━━━ Data provided ━━━
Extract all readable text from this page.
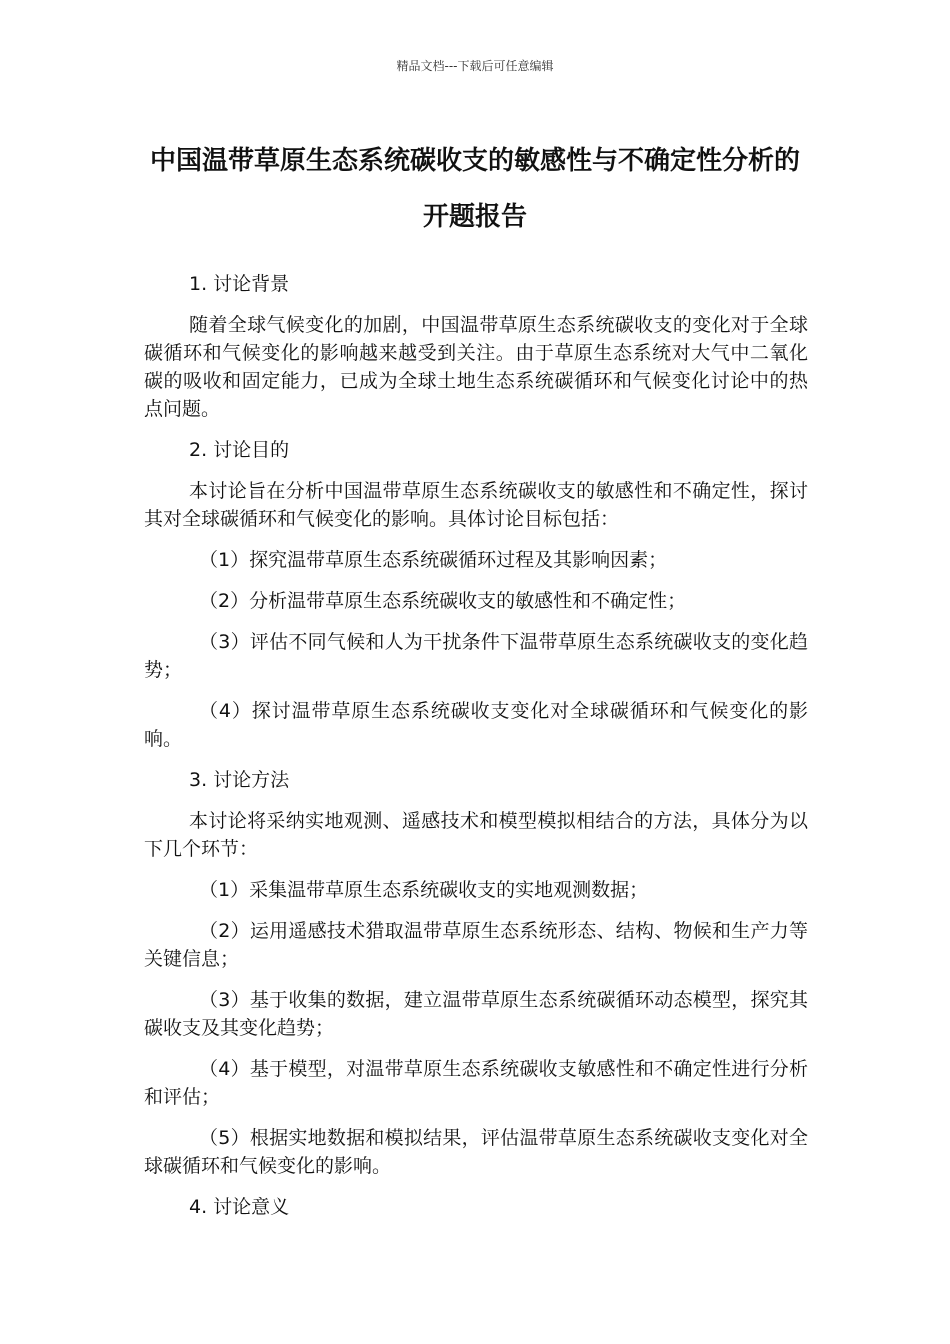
精品文档---下载后可任意编辑
中国温带草原生态系统碳收支的敏感性与不确定性分析的开题报告

1. 讨论背景

随着全球气候变化的加剧，中国温带草原生态系统碳收支的变化对于全球碳循环和气候变化的影响越来越受到关注。由于草原生态系统对大气中二氧化碳的吸收和固定能力，已成为全球土地生态系统碳循环和气候变化讨论中的热点问题。

2. 讨论目的

本讨论旨在分析中国温带草原生态系统碳收支的敏感性和不确定性，探讨其对全球碳循环和气候变化的影响。具体讨论目标包括：

（1）探究温带草原生态系统碳循环过程及其影响因素；

（2）分析温带草原生态系统碳收支的敏感性和不确定性；

（3）评估不同气候和人为干扰条件下温带草原生态系统碳收支的变化趋势；

（4）探讨温带草原生态系统碳收支变化对全球碳循环和气候变化的影响。

3. 讨论方法

本讨论将采纳实地观测、遥感技术和模型模拟相结合的方法，具体分为以下几个环节：

（1）采集温带草原生态系统碳收支的实地观测数据；

（2）运用遥感技术猎取温带草原生态系统形态、结构、物候和生产力等关键信息；

（3）基于收集的数据，建立温带草原生态系统碳循环动态模型，探究其碳收支及其变化趋势；

（4）基于模型，对温带草原生态系统碳收支敏感性和不确定性进行分析和评估；

（5）根据实地数据和模拟结果，评估温带草原生态系统碳收支变化对全球碳循环和气候变化的影响。

4. 讨论意义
━━━
Work required =>
Reproduce each line word for word and drop the pictures.

Response below =>
Extract all readable text from this page.
精品文档---下载后可任意编辑
中国温带草原生态系统碳收支的敏感性与不确定性分析的开题报告

1. 讨论背景

随着全球气候变化的加剧，中国温带草原生态系统碳收支的变化对于全球碳循环和气候变化的影响越来越受到关注。由于草原生态系统对大气中二氧化碳的吸收和固定能力，已成为全球土地生态系统碳循环和气候变化讨论中的热点问题。

2. 讨论目的

本讨论旨在分析中国温带草原生态系统碳收支的敏感性和不确定性，探讨其对全球碳循环和气候变化的影响。具体讨论目标包括：

（1）探究温带草原生态系统碳循环过程及其影响因素；

（2）分析温带草原生态系统碳收支的敏感性和不确定性；

（3）评估不同气候和人为干扰条件下温带草原生态系统碳收支的变化趋势；

（4）探讨温带草原生态系统碳收支变化对全球碳循环和气候变化的影响。

3. 讨论方法

本讨论将采纳实地观测、遥感技术和模型模拟相结合的方法，具体分为以下几个环节：

（1）采集温带草原生态系统碳收支的实地观测数据；

（2）运用遥感技术猎取温带草原生态系统形态、结构、物候和生产力等关键信息；

（3）基于收集的数据，建立温带草原生态系统碳循环动态模型，探究其碳收支及其变化趋势；

（4）基于模型，对温带草原生态系统碳收支敏感性和不确定性进行分析和评估；

（5）根据实地数据和模拟结果，评估温带草原生态系统碳收支变化对全球碳循环和气候变化的影响。

4. 讨论意义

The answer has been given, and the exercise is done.